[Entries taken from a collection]
◇ ◇ ◇ ◇ ◇
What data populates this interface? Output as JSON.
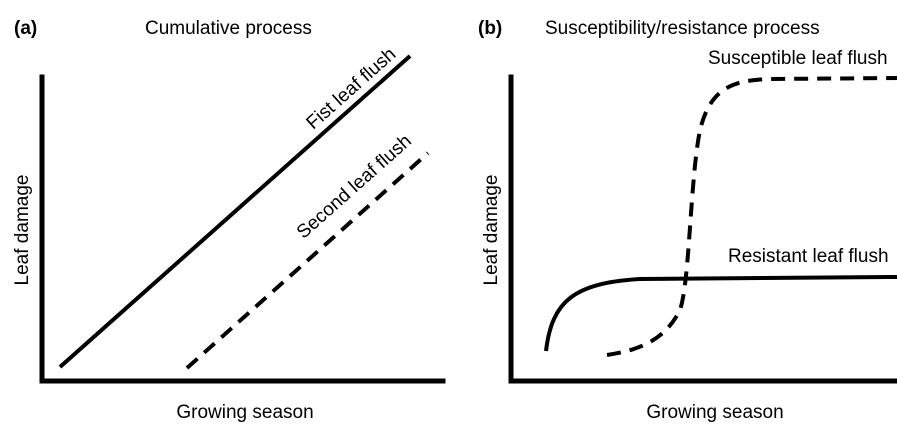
{
  "panels": [
    {
      "tag": "(a)",
      "title": "Cumulative process",
      "y_label": "Leaf damage",
      "x_label": "Growing season",
      "curves": [
        {
          "label": "Fist leaf flush"
        },
        {
          "label": "Second leaf flush"
        }
      ]
    },
    {
      "tag": "(b)",
      "title": "Susceptibility/resistance process",
      "y_label": "Leaf damage",
      "x_label": "Growing season",
      "curves": [
        {
          "label": "Susceptible leaf flush"
        },
        {
          "label": "Resistant leaf flush"
        }
      ]
    }
  ]
}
◇ ◇ ◇ ◇ ◇
**DIRECTIVE:** Write every record out again exactly; no pictures belong in the copy.

**COMPLETE RESPONSE:**
What data populates this interface? Output as JSON.
{
  "panels": [
    {
      "tag": "(a)",
      "title": "Cumulative process",
      "y_label": "Leaf damage",
      "x_label": "Growing season",
      "curves": [
        {
          "label": "Fist leaf flush"
        },
        {
          "label": "Second leaf flush"
        }
      ]
    },
    {
      "tag": "(b)",
      "title": "Susceptibility/resistance process",
      "y_label": "Leaf damage",
      "x_label": "Growing season",
      "curves": [
        {
          "label": "Susceptible leaf flush"
        },
        {
          "label": "Resistant leaf flush"
        }
      ]
    }
  ]
}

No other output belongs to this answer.